Task description>
Say only how many lines contain the word "probability".
─── Records to use ───
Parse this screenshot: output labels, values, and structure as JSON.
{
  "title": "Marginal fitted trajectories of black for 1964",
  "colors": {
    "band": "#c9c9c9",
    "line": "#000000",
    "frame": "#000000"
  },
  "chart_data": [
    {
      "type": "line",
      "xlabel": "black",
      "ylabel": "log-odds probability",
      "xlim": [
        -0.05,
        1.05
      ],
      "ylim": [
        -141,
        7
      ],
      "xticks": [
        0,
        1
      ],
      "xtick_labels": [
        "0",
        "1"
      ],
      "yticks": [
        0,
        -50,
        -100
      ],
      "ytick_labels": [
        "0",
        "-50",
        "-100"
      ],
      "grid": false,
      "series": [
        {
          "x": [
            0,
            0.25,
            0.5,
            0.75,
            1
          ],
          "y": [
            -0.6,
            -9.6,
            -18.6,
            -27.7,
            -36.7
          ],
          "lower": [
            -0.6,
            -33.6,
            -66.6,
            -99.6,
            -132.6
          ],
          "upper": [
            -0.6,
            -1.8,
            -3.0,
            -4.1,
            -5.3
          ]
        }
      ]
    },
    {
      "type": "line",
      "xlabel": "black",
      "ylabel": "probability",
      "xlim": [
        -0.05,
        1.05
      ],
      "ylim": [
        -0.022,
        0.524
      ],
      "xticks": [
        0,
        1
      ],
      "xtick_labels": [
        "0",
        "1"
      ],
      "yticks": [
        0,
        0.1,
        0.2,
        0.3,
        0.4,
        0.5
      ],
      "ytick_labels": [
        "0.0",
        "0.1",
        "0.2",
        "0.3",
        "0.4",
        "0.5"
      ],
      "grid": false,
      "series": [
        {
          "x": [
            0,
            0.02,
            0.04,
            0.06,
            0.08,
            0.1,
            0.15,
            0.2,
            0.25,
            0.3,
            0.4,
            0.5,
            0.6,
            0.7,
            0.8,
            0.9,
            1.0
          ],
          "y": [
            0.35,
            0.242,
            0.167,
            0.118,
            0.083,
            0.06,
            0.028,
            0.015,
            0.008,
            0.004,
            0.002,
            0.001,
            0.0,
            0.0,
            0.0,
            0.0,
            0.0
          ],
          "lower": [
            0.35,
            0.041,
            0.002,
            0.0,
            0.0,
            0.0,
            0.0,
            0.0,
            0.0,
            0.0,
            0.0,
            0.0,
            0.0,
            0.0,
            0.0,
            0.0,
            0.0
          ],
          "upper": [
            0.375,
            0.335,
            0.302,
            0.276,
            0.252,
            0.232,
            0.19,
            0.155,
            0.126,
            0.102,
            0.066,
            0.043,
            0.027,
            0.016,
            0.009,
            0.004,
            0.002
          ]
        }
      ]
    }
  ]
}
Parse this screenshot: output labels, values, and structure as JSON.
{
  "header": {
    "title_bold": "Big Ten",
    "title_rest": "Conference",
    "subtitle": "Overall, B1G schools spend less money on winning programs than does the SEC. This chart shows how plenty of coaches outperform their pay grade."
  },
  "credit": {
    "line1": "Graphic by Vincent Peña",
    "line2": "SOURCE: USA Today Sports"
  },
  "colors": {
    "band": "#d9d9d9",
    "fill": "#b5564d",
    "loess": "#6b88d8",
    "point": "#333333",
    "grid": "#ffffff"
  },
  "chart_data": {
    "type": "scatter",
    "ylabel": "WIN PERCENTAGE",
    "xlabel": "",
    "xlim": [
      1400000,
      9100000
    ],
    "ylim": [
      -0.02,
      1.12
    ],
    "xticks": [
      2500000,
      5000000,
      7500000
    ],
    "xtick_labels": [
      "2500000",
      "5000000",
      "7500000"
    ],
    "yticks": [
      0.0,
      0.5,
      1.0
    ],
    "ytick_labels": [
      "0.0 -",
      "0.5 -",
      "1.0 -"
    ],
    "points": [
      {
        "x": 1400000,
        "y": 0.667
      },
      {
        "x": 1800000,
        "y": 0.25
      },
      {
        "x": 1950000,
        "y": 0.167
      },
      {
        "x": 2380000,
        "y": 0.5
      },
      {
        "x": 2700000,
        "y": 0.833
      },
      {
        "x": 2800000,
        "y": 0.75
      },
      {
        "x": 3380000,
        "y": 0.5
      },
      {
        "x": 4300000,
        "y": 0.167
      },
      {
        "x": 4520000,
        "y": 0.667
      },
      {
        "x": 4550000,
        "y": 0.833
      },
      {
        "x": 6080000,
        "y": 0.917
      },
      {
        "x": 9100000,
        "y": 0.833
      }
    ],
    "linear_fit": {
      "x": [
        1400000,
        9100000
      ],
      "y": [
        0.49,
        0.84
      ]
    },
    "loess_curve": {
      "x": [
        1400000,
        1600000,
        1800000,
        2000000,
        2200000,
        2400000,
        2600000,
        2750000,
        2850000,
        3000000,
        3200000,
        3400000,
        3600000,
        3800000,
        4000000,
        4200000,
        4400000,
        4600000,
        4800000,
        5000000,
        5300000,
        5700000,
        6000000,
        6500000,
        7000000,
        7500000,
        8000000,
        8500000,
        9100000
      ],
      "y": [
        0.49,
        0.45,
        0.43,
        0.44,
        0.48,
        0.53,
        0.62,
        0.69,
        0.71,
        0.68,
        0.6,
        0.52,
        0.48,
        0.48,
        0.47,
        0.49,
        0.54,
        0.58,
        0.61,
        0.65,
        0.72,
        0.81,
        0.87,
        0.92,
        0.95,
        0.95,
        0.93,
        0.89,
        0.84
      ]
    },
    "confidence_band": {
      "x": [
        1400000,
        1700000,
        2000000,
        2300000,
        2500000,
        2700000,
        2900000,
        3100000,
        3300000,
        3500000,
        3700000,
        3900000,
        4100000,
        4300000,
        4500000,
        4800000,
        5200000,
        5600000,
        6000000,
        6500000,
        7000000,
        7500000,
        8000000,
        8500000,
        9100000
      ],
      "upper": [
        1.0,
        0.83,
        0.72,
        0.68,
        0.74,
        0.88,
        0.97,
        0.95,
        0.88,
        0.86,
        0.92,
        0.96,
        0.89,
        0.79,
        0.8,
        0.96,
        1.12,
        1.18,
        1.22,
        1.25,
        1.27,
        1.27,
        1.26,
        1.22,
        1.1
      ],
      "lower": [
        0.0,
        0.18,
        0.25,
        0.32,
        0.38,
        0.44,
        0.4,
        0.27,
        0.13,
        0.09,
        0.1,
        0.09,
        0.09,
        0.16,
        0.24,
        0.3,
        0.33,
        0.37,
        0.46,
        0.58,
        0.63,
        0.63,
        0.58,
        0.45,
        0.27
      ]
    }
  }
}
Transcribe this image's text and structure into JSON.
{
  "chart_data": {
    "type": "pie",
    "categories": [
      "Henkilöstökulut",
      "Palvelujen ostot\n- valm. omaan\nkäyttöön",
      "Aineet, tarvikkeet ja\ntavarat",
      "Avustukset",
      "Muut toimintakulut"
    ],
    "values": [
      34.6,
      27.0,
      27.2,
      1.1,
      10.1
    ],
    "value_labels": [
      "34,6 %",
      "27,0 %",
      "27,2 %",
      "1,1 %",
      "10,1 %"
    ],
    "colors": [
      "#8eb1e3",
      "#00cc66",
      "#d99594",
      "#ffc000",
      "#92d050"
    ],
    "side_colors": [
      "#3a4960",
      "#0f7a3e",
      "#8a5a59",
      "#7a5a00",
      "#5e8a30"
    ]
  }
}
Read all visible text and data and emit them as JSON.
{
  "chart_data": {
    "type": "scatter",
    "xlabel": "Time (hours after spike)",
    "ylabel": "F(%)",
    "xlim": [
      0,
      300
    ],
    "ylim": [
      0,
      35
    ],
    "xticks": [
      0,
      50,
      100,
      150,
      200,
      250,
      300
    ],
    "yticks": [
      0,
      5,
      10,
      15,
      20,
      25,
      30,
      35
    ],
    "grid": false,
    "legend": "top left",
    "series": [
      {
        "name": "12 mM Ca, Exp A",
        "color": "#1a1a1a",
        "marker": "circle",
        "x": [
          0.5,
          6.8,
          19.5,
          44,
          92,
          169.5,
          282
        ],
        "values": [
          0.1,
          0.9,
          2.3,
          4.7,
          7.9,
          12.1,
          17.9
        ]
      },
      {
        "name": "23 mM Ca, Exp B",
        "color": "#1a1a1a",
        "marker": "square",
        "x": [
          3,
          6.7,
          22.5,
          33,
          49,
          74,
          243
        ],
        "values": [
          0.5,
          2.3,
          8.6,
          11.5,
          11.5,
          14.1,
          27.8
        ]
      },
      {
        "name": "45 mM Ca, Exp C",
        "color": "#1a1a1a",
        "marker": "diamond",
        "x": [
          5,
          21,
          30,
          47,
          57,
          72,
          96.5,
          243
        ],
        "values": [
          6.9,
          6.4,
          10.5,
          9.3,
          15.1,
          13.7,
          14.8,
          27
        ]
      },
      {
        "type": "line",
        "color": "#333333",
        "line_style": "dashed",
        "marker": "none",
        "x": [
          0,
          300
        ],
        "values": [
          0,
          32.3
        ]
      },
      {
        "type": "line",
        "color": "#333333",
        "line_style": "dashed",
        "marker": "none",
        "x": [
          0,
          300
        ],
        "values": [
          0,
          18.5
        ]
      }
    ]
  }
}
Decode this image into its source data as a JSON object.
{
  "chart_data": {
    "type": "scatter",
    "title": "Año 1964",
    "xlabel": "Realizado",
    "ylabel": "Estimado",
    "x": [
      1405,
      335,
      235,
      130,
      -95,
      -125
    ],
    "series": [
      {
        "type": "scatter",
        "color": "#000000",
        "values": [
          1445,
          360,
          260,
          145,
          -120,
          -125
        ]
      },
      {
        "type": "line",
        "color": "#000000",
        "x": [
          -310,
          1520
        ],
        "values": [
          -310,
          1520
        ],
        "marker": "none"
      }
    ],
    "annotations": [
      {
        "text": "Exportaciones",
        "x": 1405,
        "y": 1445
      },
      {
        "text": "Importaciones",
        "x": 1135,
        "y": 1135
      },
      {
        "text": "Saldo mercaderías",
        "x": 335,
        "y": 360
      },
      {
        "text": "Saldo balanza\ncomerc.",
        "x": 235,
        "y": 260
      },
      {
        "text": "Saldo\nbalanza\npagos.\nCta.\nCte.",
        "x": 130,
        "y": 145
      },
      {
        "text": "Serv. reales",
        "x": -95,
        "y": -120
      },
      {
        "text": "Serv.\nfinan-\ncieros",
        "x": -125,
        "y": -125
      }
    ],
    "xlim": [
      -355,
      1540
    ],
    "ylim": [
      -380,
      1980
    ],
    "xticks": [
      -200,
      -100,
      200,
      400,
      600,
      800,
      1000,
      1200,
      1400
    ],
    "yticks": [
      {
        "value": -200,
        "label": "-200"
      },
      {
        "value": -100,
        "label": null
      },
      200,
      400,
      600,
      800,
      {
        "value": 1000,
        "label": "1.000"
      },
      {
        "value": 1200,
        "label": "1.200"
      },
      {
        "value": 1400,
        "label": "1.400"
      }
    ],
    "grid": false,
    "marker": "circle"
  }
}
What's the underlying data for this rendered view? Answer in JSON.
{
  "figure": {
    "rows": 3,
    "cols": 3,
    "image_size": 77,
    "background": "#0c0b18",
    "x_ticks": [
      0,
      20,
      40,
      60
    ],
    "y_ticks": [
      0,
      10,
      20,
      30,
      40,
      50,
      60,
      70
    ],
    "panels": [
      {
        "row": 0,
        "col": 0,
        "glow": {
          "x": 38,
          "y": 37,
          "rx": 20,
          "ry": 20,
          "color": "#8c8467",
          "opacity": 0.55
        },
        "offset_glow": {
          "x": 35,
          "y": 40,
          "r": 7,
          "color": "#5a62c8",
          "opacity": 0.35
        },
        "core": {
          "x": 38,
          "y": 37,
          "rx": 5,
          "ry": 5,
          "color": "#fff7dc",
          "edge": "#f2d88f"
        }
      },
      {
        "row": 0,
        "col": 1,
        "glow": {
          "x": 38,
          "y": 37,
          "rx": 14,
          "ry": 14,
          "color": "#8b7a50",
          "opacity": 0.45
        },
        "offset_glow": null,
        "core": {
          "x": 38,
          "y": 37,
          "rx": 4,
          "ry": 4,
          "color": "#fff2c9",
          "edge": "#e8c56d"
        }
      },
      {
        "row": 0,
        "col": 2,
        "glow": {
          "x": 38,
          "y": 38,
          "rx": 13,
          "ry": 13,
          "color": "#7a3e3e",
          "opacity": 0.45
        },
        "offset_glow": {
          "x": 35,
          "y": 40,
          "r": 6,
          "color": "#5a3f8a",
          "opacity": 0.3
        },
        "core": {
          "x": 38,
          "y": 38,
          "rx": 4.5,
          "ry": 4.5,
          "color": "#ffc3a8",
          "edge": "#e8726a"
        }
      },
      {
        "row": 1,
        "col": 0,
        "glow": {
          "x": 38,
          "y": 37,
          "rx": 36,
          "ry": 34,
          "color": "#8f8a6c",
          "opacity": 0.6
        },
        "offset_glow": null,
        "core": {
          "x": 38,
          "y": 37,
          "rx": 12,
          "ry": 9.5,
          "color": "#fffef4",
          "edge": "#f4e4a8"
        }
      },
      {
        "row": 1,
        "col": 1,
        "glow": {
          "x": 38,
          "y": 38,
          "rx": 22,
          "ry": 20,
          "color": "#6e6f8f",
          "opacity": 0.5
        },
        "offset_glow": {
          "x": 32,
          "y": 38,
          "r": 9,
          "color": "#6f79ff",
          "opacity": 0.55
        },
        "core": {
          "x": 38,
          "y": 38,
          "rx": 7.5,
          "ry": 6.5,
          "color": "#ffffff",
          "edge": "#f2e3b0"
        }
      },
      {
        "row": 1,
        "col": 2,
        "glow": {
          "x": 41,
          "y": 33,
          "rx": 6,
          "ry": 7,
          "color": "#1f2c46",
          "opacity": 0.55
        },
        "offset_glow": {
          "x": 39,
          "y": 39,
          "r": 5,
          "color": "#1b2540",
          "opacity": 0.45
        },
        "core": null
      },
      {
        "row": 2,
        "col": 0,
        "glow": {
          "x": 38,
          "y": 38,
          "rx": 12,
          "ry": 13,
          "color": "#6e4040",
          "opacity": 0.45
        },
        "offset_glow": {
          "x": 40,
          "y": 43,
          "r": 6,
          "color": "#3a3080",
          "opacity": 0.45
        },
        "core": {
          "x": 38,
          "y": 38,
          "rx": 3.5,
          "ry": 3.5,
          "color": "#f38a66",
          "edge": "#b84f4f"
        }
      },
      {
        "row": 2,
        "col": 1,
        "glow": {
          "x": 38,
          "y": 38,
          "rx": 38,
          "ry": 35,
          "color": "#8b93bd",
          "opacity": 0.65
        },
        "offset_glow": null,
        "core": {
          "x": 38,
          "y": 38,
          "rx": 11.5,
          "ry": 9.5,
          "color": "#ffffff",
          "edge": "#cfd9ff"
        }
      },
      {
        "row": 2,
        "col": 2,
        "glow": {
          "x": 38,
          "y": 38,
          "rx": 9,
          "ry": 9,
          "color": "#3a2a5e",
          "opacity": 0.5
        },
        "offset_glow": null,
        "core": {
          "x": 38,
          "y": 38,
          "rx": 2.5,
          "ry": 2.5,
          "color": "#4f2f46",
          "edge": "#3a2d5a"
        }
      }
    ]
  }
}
───
Result for this task>
2